__TASK DESCRIPTION__.
Output every line of the material exactly, omitting images.

== DATA PROVIDED ==

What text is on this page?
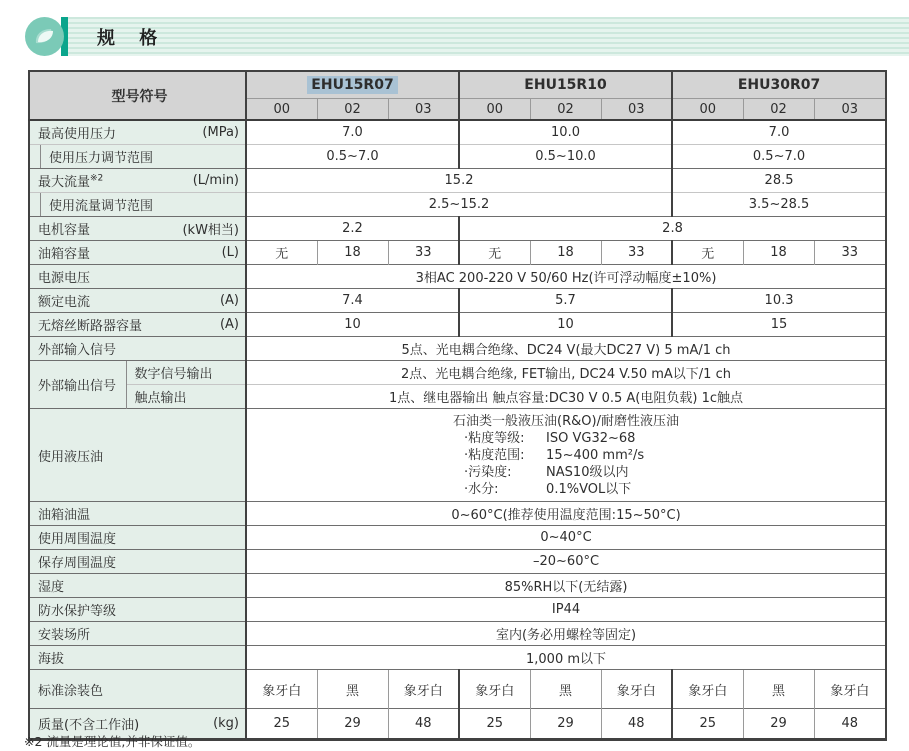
规 格
型号符号		EHU15R07			EHU15R10			EHU30R07		
		00	02	03	00	02	03	00	02	03

最高使用压力 (MPa)		7.0			10.0			7.0		
使用压力调节范围		0.5~7.0			0.5~10.0			0.5~7.0		

最大流量$^{※2}$ (L/min)		15.2						28.5		
使用流量调节范围		2.5~15.2						3.5~28.5		

电机容量 (kW相当)		2.2			2.8					

油箱容量 (L)		无	18	33	无	18	33	无	18	33
电源电压		3相AC 200-220 V 50/60 Hz(许可浮动幅度±10%)								

额定电流 (A)		7.4			5.7			10.3		

无熔丝断路器容量 (A)		10			10			15		
外部输入信号		5点、光电耦合绝缘、DC24 V(最大DC27 V) 5 mA/1 ch								
外部输出信号	数字信号输出	2点、光电耦合绝缘, FET输出, DC24 V.50 mA以下/1 ch								
	触点输出	1点、继电器输出 触点容量:DC30 V 0.5 A(电阻负载) 1c触点								
使用液压油		石油类一般液压油(R&O)/耐磨性液压油
·粘度等级: ISO VG32~68
·粘度范围: 15~400 mm²/s
·污染度: NAS10级以内
·水分: 0.1%VOL以下								

油箱油温		0~60°C(推荐使用温度范围:15~50°C)								
使用周围温度		0~40°C								
保存周围温度		–20~60°C								
湿度		85%RH以下(无结露)								
防水保护等级		IP44								
安装场所		室内(务必用螺栓等固定)								
海拔		1,000 m以下								
标准涂装色		象牙白	黑	象牙白	象牙白	黑	象牙白	象牙白	黑	象牙白

质量(不含工作油) (kg)		25	29	48	25	29	48	25	29	48
※2 流量是理论值,并非保证值。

===

__ANSWER TO THIS PROBLEM__.
What text is on this page?
规 格
型号符号		EHU15R07			EHU15R10			EHU30R07		
		00	02	03	00	02	03	00	02	03

最高使用压力 (MPa)		7.0			10.0			7.0		
使用压力调节范围		0.5~7.0			0.5~10.0			0.5~7.0		

最大流量$^{※2}$ (L/min)		15.2						28.5		
使用流量调节范围		2.5~15.2						3.5~28.5		

电机容量 (kW相当)		2.2			2.8					

油箱容量 (L)		无	18	33	无	18	33	无	18	33
电源电压		3相AC 200-220 V 50/60 Hz(许可浮动幅度±10%)								

额定电流 (A)		7.4			5.7			10.3		

无熔丝断路器容量 (A)		10			10			15		
外部输入信号		5点、光电耦合绝缘、DC24 V(最大DC27 V) 5 mA/1 ch								
外部输出信号	数字信号输出	2点、光电耦合绝缘, FET输出, DC24 V.50 mA以下/1 ch								
	触点输出	1点、继电器输出 触点容量:DC30 V 0.5 A(电阻负载) 1c触点								
使用液压油		石油类一般液压油(R&O)/耐磨性液压油
·粘度等级: ISO VG32~68
·粘度范围: 15~400 mm²/s
·污染度: NAS10级以内
·水分: 0.1%VOL以下								

油箱油温		0~60°C(推荐使用温度范围:15~50°C)								
使用周围温度		0~40°C								
保存周围温度		–20~60°C								
湿度		85%RH以下(无结露)								
防水保护等级		IP44								
安装场所		室内(务必用螺栓等固定)								
海拔		1,000 m以下								
标准涂装色		象牙白	黑	象牙白	象牙白	黑	象牙白	象牙白	黑	象牙白

质量(不含工作油) (kg)		25	29	48	25	29	48	25	29	48
※2 流量是理论值,并非保证值。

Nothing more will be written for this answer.